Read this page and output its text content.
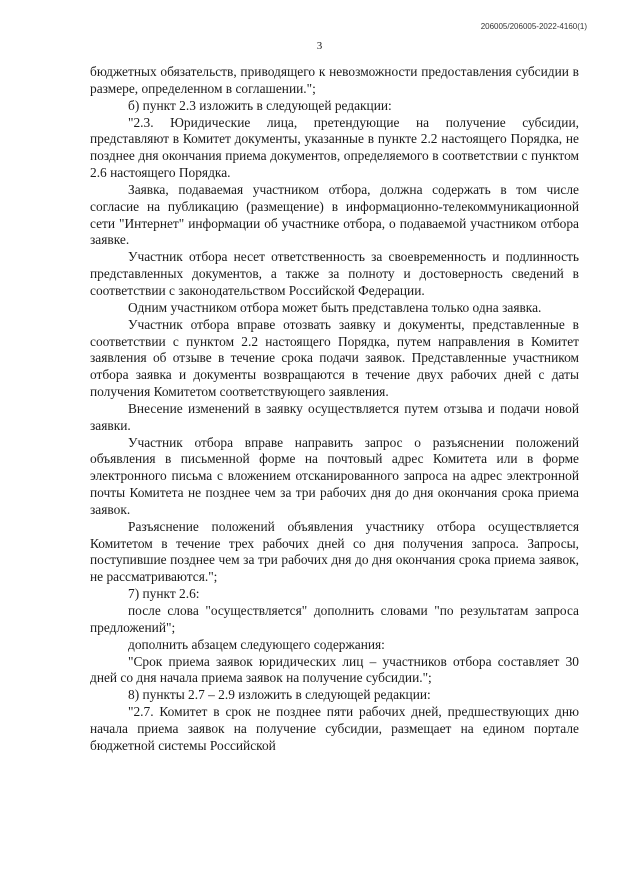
206005/206005-2022-4160(1)
3

бюджетных обязательств, приводящего к невозможности предоставления субсидии в размере, определенном в соглашении.";

б) пункт 2.3 изложить в следующей редакции:

"2.3. Юридические лица, претендующие на получение субсидии, представляют в Комитет документы, указанные в пункте 2.2 настоящего Порядка, не позднее дня окончания приема документов, определяемого в соответствии с пунктом 2.6 настоящего Порядка.

Заявка, подаваемая участником отбора, должна содержать в том числе согласие на публикацию (размещение) в информационно-телекоммуникационной сети "Интернет" информации об участнике отбора, о подаваемой участником отбора заявке.

Участник отбора несет ответственность за своевременность и подлинность представленных документов, а также за полноту и достоверность сведений в соответствии с законодательством Российской Федерации.

Одним участником отбора может быть представлена только одна заявка.

Участник отбора вправе отозвать заявку и документы, представленные в соответствии с пунктом 2.2 настоящего Порядка, путем направления в Комитет заявления об отзыве в течение срока подачи заявок. Представленные участником отбора заявка и документы возвращаются в течение двух рабочих дней с даты получения Комитетом соответствующего заявления.

Внесение изменений в заявку осуществляется путем отзыва и подачи новой заявки.

Участник отбора вправе направить запрос о разъяснении положений объявления в письменной форме на почтовый адрес Комитета или в форме электронного письма с вложением отсканированного запроса на адрес электронной почты Комитета не позднее чем за три рабочих дня до дня окончания срока приема заявок.

Разъяснение положений объявления участнику отбора осуществляется Комитетом в течение трех рабочих дней со дня получения запроса. Запросы, поступившие позднее чем за три рабочих дня до дня окончания срока приема заявок, не рассматриваются.";

7) пункт 2.6:

после слова "осуществляется" дополнить словами "по результатам запроса предложений";

дополнить абзацем следующего содержания:

"Срок приема заявок юридических лиц – участников отбора составляет 30 дней со дня начала приема заявок на получение субсидии.";

8) пункты 2.7 – 2.9 изложить в следующей редакции:

"2.7. Комитет в срок не позднее пяти рабочих дней, предшествующих дню начала приема заявок на получение субсидии, размещает на едином портале бюджетной системы Российской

+--

→ **OBJECTIVE**
Retype the whole listing, keeping every line identical and omitting all pictures.

→ **TASK RESULT**
Read this page and output its text content.
206005/206005-2022-4160(1)
3

бюджетных обязательств, приводящего к невозможности предоставления субсидии в размере, определенном в соглашении.";

б) пункт 2.3 изложить в следующей редакции:

"2.3. Юридические лица, претендующие на получение субсидии, представляют в Комитет документы, указанные в пункте 2.2 настоящего Порядка, не позднее дня окончания приема документов, определяемого в соответствии с пунктом 2.6 настоящего Порядка.

Заявка, подаваемая участником отбора, должна содержать в том числе согласие на публикацию (размещение) в информационно-телекоммуникационной сети "Интернет" информации об участнике отбора, о подаваемой участником отбора заявке.

Участник отбора несет ответственность за своевременность и подлинность представленных документов, а также за полноту и достоверность сведений в соответствии с законодательством Российской Федерации.

Одним участником отбора может быть представлена только одна заявка.

Участник отбора вправе отозвать заявку и документы, представленные в соответствии с пунктом 2.2 настоящего Порядка, путем направления в Комитет заявления об отзыве в течение срока подачи заявок. Представленные участником отбора заявка и документы возвращаются в течение двух рабочих дней с даты получения Комитетом соответствующего заявления.

Внесение изменений в заявку осуществляется путем отзыва и подачи новой заявки.

Участник отбора вправе направить запрос о разъяснении положений объявления в письменной форме на почтовый адрес Комитета или в форме электронного письма с вложением отсканированного запроса на адрес электронной почты Комитета не позднее чем за три рабочих дня до дня окончания срока приема заявок.

Разъяснение положений объявления участнику отбора осуществляется Комитетом в течение трех рабочих дней со дня получения запроса. Запросы, поступившие позднее чем за три рабочих дня до дня окончания срока приема заявок, не рассматриваются.";

7) пункт 2.6:

после слова "осуществляется" дополнить словами "по результатам запроса предложений";

дополнить абзацем следующего содержания:

"Срок приема заявок юридических лиц – участников отбора составляет 30 дней со дня начала приема заявок на получение субсидии.";

8) пункты 2.7 – 2.9 изложить в следующей редакции:

"2.7. Комитет в срок не позднее пяти рабочих дней, предшествующих дню начала приема заявок на получение субсидии, размещает на едином портале бюджетной системы Российской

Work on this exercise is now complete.